** begin LISTED ENTRIES **

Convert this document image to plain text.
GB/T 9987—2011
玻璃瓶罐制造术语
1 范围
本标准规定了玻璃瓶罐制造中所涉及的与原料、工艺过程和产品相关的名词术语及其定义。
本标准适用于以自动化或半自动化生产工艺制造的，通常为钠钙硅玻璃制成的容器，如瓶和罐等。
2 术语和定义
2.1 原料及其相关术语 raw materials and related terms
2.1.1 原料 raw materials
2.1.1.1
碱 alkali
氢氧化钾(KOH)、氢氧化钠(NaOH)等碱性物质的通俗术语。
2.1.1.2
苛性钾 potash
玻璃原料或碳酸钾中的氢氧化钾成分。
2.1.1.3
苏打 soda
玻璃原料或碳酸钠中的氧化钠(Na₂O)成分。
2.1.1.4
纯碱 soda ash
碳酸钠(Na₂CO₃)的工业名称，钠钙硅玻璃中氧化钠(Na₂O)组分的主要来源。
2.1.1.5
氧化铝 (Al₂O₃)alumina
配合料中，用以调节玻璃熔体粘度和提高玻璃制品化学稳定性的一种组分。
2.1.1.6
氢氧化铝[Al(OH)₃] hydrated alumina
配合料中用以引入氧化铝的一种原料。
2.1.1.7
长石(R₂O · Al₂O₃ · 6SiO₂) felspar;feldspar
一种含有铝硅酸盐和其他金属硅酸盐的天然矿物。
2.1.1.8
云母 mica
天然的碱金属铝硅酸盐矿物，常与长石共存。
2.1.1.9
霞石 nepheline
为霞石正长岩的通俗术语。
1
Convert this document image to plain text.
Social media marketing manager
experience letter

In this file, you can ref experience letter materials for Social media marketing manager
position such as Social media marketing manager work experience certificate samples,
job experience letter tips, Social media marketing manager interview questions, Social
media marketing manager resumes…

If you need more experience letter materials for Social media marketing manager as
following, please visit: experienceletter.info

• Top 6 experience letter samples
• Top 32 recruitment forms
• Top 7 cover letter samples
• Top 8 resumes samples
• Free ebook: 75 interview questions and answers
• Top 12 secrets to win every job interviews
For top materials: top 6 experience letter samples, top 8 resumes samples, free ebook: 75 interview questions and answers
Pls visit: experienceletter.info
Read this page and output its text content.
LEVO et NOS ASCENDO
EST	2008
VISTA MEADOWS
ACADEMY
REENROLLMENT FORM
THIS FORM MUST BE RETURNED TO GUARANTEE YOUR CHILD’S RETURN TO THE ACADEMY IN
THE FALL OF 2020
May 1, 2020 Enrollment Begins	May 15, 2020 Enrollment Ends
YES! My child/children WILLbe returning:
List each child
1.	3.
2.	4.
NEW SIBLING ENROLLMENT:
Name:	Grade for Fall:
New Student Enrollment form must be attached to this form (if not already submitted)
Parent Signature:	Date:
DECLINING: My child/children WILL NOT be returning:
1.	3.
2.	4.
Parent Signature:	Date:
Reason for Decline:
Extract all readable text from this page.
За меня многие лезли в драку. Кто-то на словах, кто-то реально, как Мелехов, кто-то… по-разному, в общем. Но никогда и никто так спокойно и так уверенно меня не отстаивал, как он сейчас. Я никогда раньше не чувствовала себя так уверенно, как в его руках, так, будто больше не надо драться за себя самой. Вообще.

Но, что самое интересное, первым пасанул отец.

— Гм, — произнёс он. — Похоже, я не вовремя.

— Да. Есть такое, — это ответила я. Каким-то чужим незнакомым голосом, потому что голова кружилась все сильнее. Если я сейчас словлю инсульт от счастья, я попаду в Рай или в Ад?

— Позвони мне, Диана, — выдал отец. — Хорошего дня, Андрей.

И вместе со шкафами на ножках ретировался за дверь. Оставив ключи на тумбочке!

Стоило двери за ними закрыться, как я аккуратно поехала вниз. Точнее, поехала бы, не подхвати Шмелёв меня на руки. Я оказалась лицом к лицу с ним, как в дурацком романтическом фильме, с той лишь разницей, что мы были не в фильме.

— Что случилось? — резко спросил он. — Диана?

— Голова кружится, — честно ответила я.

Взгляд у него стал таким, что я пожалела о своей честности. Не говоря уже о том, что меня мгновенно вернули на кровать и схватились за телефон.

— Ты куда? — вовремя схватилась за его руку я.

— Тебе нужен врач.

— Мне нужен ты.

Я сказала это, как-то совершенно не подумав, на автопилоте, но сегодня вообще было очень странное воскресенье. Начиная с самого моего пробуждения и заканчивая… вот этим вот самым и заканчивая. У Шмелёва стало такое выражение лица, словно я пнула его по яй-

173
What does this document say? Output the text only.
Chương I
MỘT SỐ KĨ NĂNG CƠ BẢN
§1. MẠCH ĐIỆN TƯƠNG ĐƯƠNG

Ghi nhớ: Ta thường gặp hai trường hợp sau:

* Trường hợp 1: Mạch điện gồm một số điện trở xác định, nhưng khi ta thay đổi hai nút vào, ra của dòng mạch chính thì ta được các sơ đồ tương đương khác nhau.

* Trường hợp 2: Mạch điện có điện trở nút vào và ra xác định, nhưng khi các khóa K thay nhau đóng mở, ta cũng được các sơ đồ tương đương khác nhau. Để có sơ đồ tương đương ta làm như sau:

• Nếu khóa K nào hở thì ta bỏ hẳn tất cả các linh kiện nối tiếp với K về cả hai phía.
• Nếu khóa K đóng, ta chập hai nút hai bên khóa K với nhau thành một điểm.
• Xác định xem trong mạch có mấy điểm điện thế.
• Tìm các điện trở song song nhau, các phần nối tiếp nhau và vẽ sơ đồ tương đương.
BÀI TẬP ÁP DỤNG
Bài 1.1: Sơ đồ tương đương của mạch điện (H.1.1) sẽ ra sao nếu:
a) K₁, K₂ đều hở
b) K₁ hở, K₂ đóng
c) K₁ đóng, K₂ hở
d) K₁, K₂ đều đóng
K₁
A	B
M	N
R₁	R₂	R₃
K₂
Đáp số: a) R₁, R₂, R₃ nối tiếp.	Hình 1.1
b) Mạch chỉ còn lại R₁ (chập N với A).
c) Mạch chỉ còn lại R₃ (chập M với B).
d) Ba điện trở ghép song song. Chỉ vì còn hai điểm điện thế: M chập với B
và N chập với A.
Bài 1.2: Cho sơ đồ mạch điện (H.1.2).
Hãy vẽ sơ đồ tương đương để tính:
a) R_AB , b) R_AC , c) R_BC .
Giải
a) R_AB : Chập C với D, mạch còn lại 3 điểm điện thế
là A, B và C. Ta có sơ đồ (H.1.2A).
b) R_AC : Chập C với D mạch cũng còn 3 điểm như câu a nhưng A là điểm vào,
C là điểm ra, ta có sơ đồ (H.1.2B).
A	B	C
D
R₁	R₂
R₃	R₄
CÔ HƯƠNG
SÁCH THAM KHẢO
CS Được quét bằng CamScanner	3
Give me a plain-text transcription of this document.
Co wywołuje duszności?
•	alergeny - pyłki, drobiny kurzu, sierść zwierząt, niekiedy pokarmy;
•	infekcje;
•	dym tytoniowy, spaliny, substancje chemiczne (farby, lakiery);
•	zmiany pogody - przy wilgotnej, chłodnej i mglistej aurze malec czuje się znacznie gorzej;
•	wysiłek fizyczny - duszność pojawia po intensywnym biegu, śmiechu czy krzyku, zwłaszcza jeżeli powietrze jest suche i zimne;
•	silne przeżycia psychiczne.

** end LISTED ENTRIES **

**PROBLEM**
Report every line in the data above in which the word "thay" appears.

**EXERCISE RESPONSE**
* Trường hợp 1: Mạch điện gồm một số điện trở xác định, nhưng khi ta thay đổi hai nút vào, ra của dòng mạch chính thì ta được các sơ đồ tương đương khác nhau.
* Trường hợp 2: Mạch điện có điện trở nút vào và ra xác định, nhưng khi các khóa K thay nhau đóng mở, ta cũng được các sơ đồ tương đương khác nhau. Để có sơ đồ tương đương ta làm như sau:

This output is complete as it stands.